(Records from a dataset)
- - - -

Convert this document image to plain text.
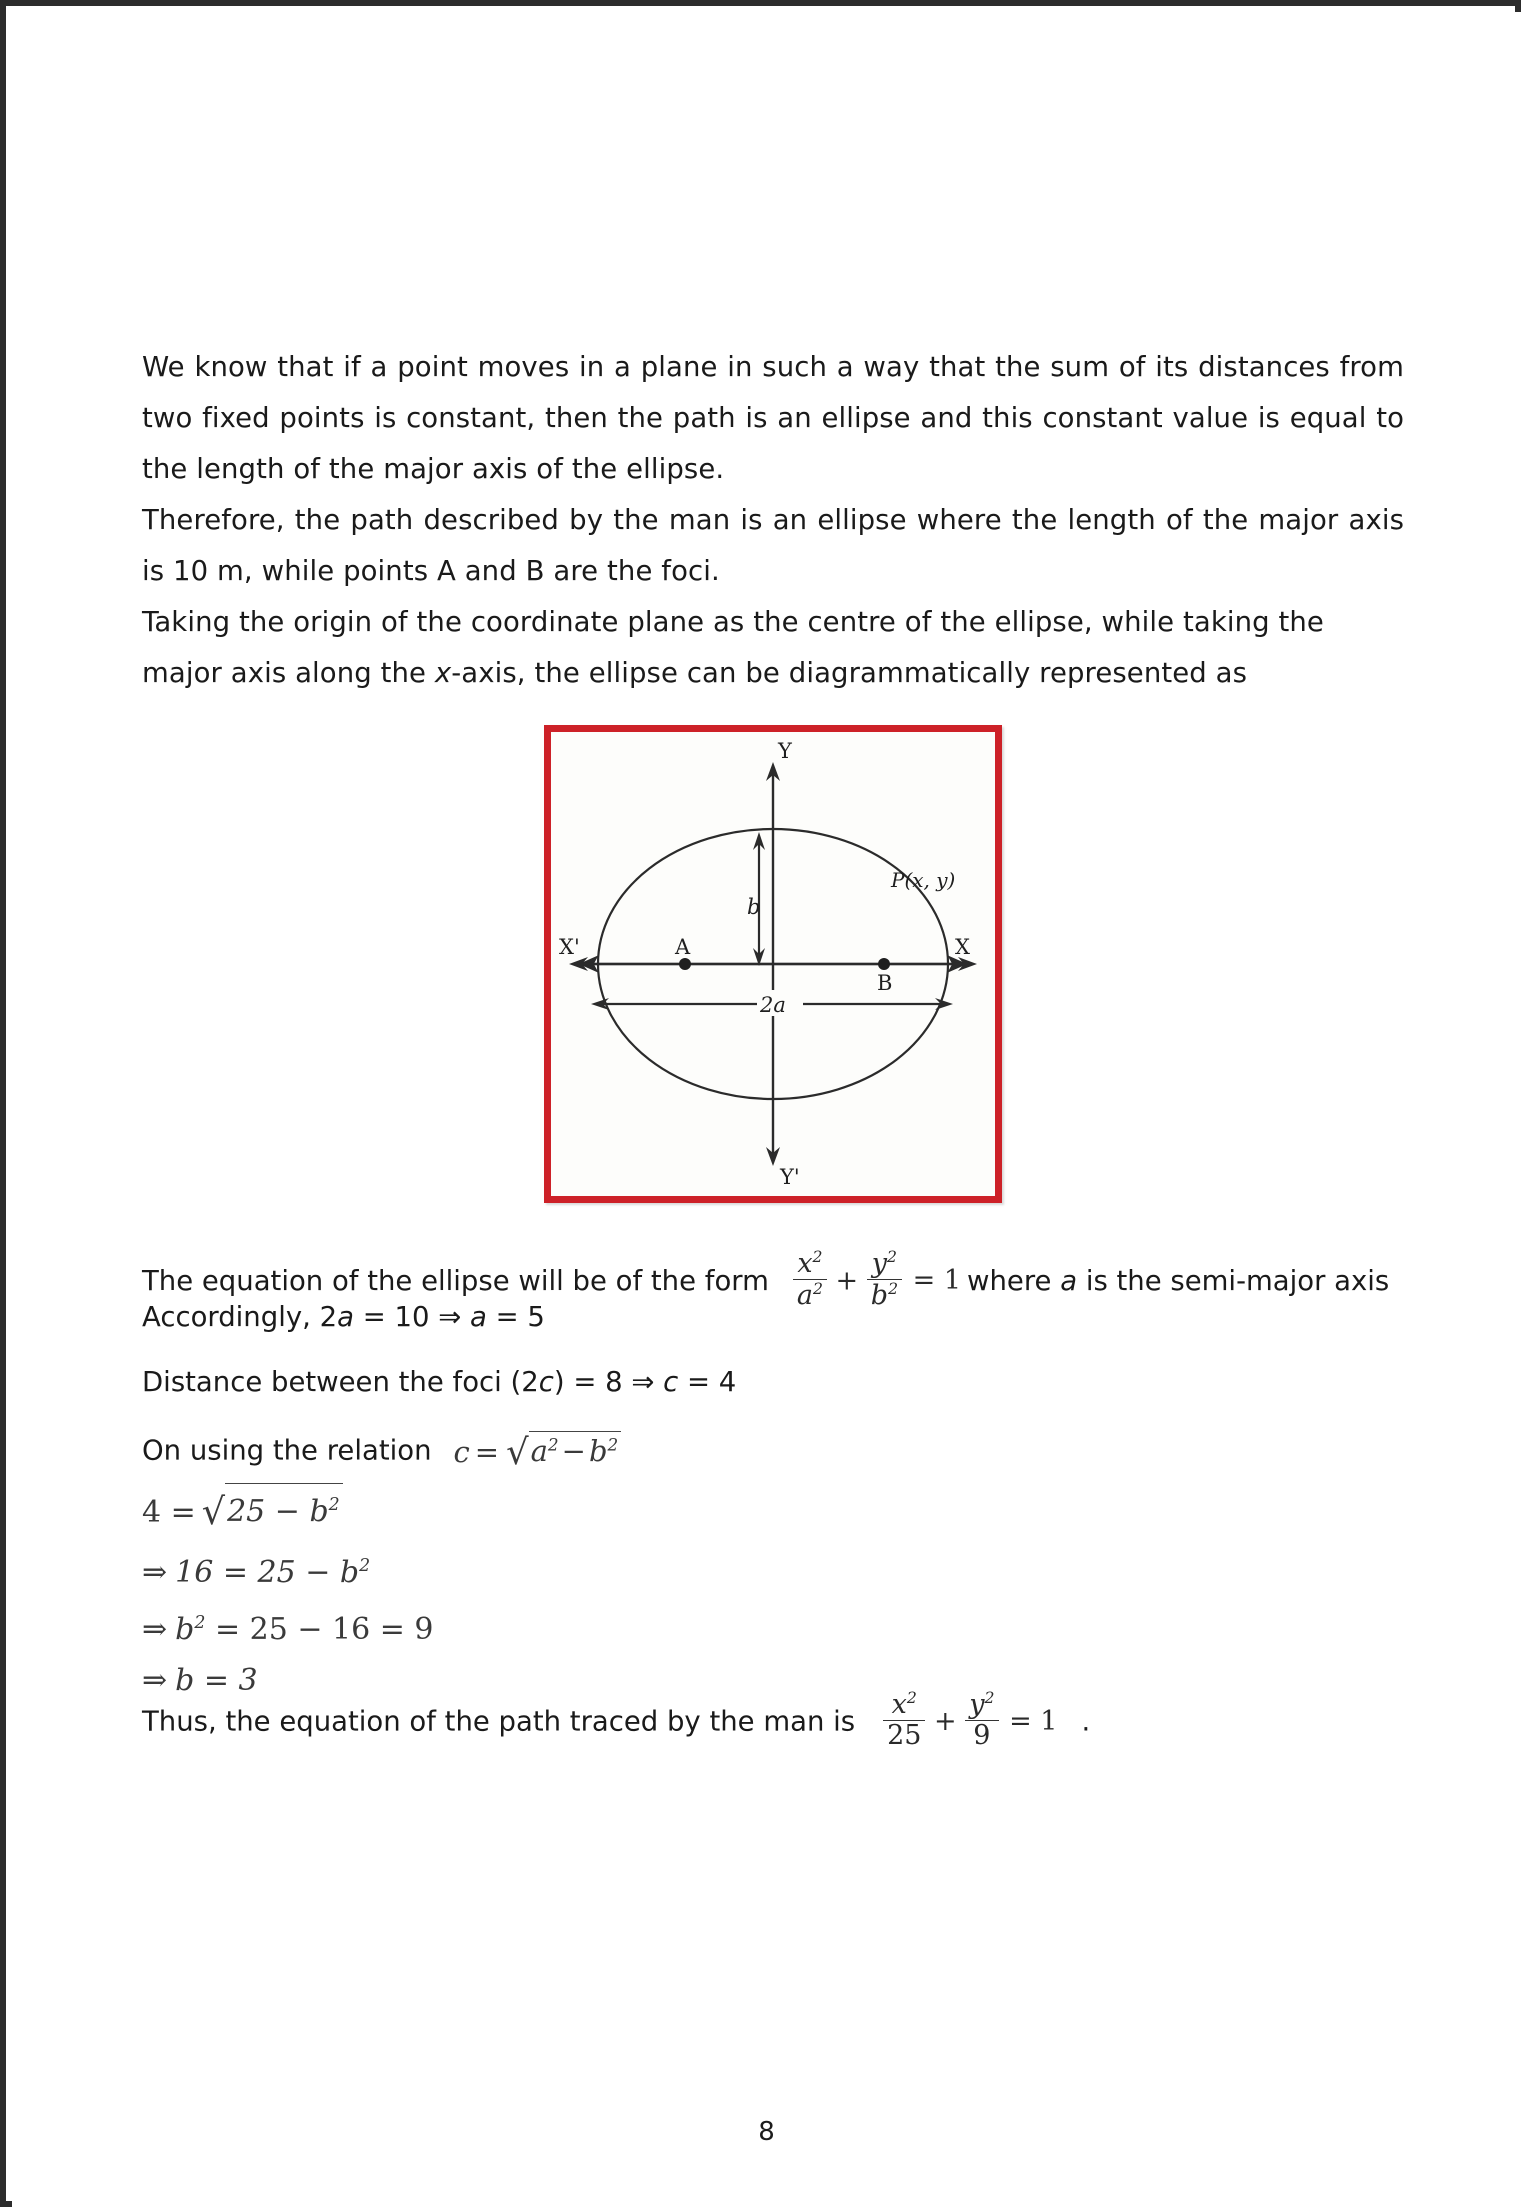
We know that if a point moves in a plane in such a way that the sum of its distances from two fixed points is constant, then the path is an ellipse and this constant value is equal to the length of the major axis of the ellipse.

Therefore, the path described by the man is an ellipse where the length of the major axis is 10 m, while points A and B are the foci.

Taking the origin of the coordinate plane as the centre of the ellipse, while taking the major axis along the x-axis, the ellipse can be diagrammatically represented as

Y
Y'
X
X'	A
B
P(x, y)
b
2a
The equation of the ellipse will be of the form $\frac{x^2}{a^2} + \frac{y^2}{b^2} = 1$ where a is the semi-major axis
Accordingly, 2a = 10 ⇒ a = 5
Distance between the foci (2c) = 8 ⇒ c = 4
On using the relation $c = √a^2 - b^2$
$4 = √25 - b^2$
⇒ $16 = 25 - b^2$
⇒ $b^2 = 25 - 16 = 9$
⇒ b = 3
Thus, the equation of the path traced by the man is $\frac{x^2}{25} + \frac{y^2}{9} = 1$ .
8
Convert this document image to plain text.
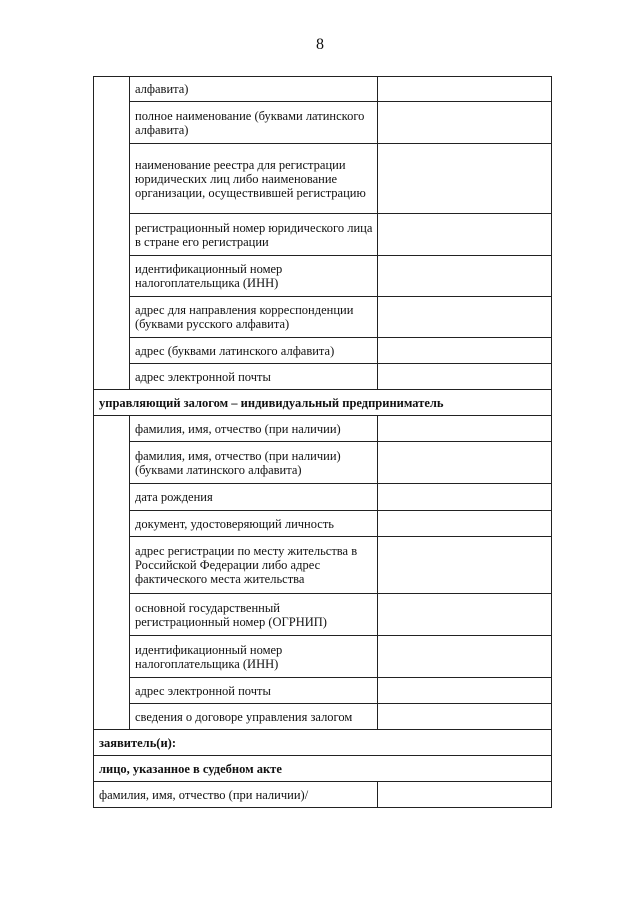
8
	алфавита)	
	полное наименование (буквами латинского алфавита)	
	наименование реестра для регистрации юридических лиц либо наименование организации, осуществившей регистрацию	
	регистрационный номер юридического лица в стране его регистрации	
	идентификационный номер налогоплательщика (ИНН)	
	адрес для направления корреспонденции (буквами русского алфавита)	
	адрес (буквами латинского алфавита)	
	адрес электронной почты	
управляющий залогом – индивидуальный предприниматель		
	фамилия, имя, отчество (при наличии)	
	фамилия, имя, отчество (при наличии) (буквами латинского алфавита)	
	дата рождения	
	документ, удостоверяющий личность	
	адрес регистрации по месту жительства в Российской Федерации либо адрес фактического места жительства	
	основной государственный регистрационный номер (ОГРНИП)	
	идентификационный номер налогоплательщика (ИНН)	
	адрес электронной почты	
	сведения о договоре управления залогом	
заявитель(и):		
лицо, указанное в судебном акте		
фамилия, имя, отчество (при наличии)/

- - - -

**THE TASK**
Within the records above, how many lines include the word "отчество"? State the number by itself.

**EXERCISE RESPONSE**
3